(AIM) What is the number of lines that include the word "Widerlechnerstein"? Provide only that figure.

================

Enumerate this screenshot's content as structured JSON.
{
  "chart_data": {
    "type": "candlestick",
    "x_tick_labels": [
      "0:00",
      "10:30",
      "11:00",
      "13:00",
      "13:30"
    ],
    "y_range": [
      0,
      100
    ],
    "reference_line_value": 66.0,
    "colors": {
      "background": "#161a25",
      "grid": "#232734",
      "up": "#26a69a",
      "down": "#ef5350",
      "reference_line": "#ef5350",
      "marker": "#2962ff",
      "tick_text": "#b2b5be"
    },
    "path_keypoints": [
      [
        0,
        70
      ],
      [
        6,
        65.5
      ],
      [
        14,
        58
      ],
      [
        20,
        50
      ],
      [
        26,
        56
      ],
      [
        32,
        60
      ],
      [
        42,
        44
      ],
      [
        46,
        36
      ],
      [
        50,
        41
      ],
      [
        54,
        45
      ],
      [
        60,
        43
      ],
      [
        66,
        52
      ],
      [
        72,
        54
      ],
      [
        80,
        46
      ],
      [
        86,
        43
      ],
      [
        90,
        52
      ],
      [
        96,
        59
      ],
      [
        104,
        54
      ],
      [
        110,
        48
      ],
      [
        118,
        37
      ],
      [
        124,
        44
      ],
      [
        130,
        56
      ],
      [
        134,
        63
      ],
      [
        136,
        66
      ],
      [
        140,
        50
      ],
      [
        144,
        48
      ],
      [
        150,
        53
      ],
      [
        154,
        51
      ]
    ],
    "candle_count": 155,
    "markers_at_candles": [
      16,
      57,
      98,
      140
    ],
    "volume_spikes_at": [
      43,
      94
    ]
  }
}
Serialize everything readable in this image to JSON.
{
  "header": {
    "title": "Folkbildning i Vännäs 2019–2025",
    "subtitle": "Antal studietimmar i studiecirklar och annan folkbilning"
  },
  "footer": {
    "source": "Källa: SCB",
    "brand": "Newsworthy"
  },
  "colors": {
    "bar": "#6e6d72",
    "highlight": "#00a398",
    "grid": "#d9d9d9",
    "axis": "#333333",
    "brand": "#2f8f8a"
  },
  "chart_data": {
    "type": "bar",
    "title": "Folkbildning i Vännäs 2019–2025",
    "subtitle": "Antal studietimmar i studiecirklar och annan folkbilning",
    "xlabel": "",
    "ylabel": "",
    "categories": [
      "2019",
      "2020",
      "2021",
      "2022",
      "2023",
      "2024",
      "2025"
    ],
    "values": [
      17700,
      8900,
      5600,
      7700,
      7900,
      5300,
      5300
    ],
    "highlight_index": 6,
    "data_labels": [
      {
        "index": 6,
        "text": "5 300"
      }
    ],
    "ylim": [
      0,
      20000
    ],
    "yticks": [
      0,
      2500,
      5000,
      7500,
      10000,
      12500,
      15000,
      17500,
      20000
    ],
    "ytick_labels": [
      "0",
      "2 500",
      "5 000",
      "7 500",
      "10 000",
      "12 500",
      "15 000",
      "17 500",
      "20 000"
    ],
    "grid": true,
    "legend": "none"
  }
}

================

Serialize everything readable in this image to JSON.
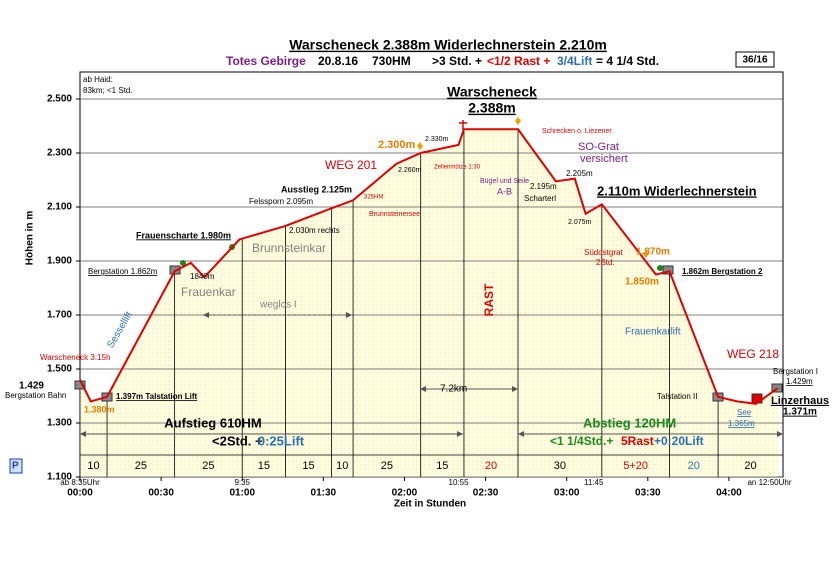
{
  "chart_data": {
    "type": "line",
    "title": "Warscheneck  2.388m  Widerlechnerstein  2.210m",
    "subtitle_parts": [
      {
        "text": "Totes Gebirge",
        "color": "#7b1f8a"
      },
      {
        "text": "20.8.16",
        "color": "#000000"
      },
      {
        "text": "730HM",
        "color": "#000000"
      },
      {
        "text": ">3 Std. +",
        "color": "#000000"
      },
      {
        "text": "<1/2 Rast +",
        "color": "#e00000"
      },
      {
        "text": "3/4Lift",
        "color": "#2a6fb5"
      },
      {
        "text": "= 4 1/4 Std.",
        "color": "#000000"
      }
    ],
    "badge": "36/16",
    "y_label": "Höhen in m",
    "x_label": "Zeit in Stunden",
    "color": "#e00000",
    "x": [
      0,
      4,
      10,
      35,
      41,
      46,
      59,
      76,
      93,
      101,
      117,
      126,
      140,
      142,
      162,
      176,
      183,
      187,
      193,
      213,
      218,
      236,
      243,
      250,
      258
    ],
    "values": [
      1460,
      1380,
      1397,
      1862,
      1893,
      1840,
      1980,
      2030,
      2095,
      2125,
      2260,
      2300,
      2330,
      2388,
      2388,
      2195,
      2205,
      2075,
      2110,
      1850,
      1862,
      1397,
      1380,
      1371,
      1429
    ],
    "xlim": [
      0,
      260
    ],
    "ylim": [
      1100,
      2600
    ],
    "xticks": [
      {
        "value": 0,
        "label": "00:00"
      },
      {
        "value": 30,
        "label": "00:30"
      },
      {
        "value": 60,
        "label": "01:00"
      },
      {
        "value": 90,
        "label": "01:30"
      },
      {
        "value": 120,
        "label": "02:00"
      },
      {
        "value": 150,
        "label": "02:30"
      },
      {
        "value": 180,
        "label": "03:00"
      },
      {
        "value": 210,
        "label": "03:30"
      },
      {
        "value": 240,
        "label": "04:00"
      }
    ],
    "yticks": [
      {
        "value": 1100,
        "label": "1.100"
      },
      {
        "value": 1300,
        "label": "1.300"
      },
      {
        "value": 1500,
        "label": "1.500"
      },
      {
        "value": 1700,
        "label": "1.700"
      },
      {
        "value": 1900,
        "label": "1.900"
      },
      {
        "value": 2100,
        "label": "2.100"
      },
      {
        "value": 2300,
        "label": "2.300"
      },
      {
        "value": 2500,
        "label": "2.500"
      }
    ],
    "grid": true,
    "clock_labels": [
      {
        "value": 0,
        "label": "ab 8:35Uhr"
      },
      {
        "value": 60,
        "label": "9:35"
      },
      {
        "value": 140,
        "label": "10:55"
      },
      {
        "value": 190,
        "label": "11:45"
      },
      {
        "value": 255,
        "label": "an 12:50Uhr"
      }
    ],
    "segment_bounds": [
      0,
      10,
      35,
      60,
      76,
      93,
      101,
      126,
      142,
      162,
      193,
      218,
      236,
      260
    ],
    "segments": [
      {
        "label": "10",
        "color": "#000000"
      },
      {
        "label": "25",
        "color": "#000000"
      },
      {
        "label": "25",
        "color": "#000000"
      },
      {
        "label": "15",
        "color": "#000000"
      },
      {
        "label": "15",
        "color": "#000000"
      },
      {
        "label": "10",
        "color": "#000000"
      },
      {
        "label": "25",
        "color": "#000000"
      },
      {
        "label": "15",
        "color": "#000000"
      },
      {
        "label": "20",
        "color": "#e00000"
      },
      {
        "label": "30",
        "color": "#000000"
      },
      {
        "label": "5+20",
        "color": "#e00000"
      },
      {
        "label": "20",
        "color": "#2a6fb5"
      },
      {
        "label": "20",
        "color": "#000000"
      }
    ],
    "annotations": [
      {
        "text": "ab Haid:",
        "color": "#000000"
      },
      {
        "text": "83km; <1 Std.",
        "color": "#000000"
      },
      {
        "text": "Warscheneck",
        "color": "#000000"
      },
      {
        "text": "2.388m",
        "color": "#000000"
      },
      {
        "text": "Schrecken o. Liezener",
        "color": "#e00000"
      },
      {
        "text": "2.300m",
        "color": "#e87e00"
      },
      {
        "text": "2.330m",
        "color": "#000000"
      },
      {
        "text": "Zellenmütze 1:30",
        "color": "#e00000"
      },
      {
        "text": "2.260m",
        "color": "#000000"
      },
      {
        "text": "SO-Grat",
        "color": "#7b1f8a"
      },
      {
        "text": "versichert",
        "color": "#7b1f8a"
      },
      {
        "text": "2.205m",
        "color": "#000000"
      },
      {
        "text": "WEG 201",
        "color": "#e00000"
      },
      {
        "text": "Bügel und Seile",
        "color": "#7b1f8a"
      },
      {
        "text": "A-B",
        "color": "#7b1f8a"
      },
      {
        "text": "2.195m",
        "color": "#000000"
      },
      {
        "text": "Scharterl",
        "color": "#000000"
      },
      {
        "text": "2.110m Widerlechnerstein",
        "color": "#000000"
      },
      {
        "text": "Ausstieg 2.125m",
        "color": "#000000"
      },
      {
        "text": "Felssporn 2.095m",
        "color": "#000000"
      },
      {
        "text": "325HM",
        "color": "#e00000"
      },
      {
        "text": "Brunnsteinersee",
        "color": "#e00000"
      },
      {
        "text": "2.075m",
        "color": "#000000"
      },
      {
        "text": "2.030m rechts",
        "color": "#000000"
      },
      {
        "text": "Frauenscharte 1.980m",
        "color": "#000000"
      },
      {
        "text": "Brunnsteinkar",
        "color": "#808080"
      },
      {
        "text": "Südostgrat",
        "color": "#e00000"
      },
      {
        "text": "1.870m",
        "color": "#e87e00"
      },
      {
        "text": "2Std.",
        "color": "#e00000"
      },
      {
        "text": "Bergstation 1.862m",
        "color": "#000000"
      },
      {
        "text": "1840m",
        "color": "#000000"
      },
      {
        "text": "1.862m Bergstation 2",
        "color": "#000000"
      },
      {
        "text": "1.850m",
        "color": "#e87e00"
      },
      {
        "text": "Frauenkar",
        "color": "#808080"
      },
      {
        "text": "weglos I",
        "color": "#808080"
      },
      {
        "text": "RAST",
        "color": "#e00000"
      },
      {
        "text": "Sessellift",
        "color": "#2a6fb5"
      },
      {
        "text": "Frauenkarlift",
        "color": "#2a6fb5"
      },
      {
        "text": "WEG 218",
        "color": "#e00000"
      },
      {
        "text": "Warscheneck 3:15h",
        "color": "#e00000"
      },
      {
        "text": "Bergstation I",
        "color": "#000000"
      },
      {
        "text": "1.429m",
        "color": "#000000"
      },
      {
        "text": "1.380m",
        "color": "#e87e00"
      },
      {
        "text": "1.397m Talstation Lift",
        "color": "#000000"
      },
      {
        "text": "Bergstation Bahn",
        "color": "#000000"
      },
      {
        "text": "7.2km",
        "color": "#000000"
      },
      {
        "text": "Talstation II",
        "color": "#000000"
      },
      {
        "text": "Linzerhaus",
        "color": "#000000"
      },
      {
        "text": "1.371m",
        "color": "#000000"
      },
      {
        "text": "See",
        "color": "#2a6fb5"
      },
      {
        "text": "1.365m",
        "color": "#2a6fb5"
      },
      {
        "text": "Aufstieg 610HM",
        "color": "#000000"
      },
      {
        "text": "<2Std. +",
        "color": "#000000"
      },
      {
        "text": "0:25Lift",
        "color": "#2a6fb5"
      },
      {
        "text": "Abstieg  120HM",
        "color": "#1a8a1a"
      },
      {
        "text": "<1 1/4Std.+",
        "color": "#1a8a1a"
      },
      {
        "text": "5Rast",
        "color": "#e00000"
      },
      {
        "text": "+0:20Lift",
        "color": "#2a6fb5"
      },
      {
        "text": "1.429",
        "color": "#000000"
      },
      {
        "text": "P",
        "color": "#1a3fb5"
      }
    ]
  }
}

================

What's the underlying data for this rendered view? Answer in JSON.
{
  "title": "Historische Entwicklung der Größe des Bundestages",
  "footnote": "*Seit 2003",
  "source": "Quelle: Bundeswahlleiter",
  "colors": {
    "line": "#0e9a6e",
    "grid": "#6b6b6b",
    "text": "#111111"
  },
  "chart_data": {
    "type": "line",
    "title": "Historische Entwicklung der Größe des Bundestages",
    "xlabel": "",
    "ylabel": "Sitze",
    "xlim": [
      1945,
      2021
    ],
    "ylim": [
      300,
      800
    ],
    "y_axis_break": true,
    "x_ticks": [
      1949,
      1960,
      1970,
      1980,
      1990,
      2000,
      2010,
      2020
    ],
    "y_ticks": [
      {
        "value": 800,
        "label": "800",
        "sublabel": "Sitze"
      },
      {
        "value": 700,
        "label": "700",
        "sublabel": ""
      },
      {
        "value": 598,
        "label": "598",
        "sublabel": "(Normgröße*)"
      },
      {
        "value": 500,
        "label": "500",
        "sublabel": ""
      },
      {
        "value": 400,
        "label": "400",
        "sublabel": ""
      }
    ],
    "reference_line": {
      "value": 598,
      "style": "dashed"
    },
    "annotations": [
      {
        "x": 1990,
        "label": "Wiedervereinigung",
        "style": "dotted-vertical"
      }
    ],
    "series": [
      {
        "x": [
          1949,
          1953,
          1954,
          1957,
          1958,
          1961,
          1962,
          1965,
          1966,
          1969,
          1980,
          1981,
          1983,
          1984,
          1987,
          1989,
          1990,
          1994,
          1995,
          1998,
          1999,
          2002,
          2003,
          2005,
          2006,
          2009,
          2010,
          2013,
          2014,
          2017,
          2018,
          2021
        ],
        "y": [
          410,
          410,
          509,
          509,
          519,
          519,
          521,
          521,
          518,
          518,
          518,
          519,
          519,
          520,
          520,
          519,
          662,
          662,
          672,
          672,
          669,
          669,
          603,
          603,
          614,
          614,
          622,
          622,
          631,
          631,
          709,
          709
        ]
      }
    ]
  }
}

================

(TASK OUTPUT) 2